Stored dataset items:
###

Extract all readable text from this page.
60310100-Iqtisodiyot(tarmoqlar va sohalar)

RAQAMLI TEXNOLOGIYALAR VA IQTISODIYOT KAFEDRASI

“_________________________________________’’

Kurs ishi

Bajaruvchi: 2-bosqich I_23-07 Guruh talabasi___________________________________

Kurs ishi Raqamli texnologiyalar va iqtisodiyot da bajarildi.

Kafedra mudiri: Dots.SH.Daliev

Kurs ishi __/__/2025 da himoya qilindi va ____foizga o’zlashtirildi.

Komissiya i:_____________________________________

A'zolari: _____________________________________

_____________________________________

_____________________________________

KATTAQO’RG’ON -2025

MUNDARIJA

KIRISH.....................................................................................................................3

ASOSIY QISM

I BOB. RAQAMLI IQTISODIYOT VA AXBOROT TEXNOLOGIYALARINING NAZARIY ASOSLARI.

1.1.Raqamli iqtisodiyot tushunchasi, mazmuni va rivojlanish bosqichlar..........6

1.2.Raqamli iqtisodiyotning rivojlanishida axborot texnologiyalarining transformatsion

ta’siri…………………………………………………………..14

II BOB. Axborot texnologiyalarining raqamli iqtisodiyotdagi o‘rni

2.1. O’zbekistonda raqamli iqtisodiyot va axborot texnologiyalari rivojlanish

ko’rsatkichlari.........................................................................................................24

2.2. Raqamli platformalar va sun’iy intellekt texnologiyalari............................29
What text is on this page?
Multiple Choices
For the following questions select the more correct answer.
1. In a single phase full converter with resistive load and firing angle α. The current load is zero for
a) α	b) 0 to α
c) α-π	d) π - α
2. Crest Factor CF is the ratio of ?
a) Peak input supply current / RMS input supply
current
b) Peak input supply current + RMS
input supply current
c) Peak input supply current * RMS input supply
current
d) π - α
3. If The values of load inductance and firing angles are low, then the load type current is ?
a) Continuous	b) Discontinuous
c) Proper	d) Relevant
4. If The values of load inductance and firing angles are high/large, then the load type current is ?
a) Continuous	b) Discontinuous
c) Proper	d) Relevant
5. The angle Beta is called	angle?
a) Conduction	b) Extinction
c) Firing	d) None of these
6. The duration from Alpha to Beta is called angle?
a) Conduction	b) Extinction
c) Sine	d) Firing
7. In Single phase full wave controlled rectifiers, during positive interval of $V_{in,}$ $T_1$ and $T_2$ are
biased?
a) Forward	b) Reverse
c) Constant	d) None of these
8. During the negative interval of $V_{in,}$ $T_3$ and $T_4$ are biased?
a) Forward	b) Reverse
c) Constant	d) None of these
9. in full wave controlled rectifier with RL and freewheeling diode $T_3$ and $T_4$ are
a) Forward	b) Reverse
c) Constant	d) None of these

###

**DIRECTION:** In the records above, locate the line that contains "What text is on this page?". Repeat it and every line after it, exactly, and nothing else.

**TASK RESULT:**
What text is on this page?
Multiple Choices
For the following questions select the more correct answer.
1. In a single phase full converter with resistive load and firing angle α. The current load is zero for
a) α	b) 0 to α
c) α-π	d) π - α
2. Crest Factor CF is the ratio of ?
a) Peak input supply current / RMS input supply
current
b) Peak input supply current + RMS
input supply current
c) Peak input supply current * RMS input supply
current
d) π - α
3. If The values of load inductance and firing angles are low, then the load type current is ?
a) Continuous	b) Discontinuous
c) Proper	d) Relevant
4. If The values of load inductance and firing angles are high/large, then the load type current is ?
a) Continuous	b) Discontinuous
c) Proper	d) Relevant
5. The angle Beta is called	angle?
a) Conduction	b) Extinction
c) Firing	d) None of these
6. The duration from Alpha to Beta is called angle?
a) Conduction	b) Extinction
c) Sine	d) Firing
7. In Single phase full wave controlled rectifiers, during positive interval of $V_{in,}$ $T_1$ and $T_2$ are
biased?
a) Forward	b) Reverse
c) Constant	d) None of these
8. During the negative interval of $V_{in,}$ $T_3$ and $T_4$ are biased?
a) Forward	b) Reverse
c) Constant	d) None of these
9. in full wave controlled rectifier with RL and freewheeling diode $T_3$ and $T_4$ are
a) Forward	b) Reverse
c) Constant	d) None of these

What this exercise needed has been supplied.